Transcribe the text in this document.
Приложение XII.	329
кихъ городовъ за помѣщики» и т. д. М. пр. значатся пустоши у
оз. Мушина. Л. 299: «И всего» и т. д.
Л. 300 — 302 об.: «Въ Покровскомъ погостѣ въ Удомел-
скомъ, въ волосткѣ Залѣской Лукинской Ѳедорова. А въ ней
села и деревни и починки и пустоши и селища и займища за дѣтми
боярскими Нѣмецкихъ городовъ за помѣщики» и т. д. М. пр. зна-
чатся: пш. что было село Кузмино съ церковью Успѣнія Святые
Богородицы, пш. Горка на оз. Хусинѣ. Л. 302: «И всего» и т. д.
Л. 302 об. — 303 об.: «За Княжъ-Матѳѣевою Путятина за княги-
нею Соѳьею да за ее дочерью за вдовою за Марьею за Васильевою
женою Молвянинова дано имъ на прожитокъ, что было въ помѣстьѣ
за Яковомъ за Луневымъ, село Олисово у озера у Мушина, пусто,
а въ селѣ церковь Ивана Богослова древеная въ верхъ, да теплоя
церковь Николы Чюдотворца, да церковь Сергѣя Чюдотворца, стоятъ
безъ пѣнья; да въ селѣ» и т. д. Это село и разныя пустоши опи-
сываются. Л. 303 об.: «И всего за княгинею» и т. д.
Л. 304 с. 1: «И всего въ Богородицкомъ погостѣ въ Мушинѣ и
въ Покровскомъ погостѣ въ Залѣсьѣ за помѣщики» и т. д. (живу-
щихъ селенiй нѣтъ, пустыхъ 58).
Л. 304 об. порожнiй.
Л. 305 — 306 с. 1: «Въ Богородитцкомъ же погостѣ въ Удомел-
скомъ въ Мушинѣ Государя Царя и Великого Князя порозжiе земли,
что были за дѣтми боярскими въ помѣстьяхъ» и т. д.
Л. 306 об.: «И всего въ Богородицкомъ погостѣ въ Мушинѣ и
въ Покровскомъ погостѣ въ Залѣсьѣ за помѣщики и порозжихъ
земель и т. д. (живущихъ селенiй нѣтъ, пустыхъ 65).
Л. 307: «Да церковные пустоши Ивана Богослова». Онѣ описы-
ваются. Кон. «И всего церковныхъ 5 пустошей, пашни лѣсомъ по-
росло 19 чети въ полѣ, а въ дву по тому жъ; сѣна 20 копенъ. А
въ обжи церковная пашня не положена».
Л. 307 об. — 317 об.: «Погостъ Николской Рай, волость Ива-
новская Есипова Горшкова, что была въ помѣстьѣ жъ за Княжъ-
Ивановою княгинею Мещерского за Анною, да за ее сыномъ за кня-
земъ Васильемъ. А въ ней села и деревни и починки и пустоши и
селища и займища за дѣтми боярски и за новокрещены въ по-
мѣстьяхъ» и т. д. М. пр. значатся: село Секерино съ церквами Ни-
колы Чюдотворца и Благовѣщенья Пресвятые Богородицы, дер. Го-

JOB: List each line in the listing that contains the string "селѣ".

ANSWER BELOW:
а въ селѣ церковь Ивана Богослова древеная въ верхъ, да теплоя
безъ пѣнья; да въ селѣ» и т. д. Это село и разныя пустоши опи-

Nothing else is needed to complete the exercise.